Description of the task:
Take every line where the string "менше" appears and copy it.

----- Material provided

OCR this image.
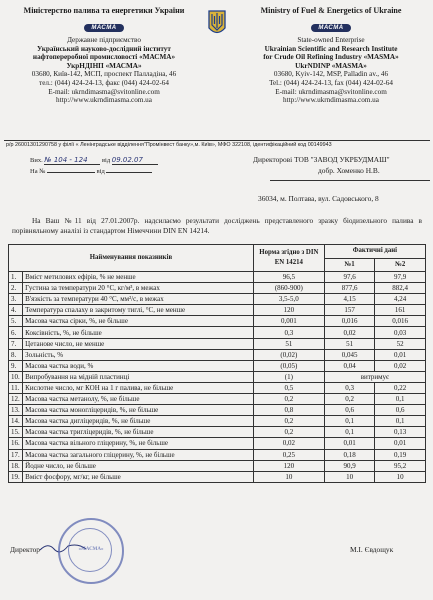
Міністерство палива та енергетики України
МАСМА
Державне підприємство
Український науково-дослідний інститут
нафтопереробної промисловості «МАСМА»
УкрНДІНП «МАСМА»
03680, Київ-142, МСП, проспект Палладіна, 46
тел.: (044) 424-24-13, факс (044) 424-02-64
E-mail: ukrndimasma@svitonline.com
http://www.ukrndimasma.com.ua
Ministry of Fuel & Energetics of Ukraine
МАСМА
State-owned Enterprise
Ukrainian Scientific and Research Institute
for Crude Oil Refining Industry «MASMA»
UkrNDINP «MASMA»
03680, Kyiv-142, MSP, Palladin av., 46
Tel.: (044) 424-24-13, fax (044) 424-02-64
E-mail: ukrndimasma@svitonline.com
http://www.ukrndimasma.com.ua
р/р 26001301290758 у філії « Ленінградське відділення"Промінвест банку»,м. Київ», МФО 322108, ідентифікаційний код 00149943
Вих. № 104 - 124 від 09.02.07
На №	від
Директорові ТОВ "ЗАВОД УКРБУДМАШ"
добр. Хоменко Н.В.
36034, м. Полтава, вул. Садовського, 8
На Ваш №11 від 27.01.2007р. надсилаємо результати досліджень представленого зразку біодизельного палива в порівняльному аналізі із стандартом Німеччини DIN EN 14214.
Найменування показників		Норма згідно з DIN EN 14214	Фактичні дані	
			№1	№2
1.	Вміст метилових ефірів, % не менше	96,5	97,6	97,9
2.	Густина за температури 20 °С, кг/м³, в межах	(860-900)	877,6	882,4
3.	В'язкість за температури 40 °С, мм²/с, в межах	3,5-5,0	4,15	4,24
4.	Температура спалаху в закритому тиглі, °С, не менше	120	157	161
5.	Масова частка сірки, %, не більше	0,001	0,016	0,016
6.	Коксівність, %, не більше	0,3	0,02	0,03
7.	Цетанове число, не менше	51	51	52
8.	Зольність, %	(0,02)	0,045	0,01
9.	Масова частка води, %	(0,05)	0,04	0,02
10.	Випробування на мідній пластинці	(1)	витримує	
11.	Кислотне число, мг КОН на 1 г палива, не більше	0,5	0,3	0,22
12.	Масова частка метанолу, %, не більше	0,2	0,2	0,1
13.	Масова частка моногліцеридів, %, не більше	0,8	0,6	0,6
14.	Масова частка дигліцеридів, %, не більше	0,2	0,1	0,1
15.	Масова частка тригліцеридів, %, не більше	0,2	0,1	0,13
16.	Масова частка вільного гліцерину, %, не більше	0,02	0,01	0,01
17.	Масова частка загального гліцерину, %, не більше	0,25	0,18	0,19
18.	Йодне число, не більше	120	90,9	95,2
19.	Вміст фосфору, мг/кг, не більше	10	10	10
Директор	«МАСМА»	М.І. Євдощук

----------
----- Material provided

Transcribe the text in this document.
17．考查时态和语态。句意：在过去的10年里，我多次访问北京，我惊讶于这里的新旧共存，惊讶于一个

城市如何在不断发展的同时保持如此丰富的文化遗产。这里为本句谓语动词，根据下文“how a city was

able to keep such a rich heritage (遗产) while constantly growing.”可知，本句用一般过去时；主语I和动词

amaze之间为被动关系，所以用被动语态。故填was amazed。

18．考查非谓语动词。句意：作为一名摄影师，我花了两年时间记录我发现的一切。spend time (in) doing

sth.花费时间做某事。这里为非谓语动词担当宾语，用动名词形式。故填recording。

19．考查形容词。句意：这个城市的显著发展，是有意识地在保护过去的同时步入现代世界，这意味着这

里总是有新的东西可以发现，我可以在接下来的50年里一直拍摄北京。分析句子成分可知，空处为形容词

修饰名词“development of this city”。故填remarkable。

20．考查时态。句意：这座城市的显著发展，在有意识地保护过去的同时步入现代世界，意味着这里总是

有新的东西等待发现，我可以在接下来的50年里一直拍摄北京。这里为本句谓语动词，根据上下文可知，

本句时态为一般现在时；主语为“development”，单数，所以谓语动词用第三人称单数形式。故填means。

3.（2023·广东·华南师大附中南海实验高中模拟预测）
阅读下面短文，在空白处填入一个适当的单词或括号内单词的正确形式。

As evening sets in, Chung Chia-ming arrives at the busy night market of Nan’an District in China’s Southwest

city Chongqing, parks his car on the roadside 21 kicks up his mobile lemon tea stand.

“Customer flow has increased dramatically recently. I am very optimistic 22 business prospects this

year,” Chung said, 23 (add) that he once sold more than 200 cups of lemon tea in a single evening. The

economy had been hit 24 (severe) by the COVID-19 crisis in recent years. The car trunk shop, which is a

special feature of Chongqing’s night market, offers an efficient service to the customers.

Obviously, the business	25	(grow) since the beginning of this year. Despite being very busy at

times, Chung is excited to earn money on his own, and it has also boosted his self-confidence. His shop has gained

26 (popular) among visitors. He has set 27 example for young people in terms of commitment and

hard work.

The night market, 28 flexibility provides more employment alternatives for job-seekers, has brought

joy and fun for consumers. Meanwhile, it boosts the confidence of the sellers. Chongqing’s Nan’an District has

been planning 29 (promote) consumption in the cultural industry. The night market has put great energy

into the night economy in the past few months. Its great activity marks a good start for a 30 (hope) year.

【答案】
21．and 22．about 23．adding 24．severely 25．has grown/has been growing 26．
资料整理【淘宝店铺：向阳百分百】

----------

Task response:
1.	Вміст метилових ефірів, % не менше	96,5	97,6	97,9
4.	Температура спалаху в закритому тиглі, °С, не менше	120	157	161
7.	Цетанове число, не менше	51	51	52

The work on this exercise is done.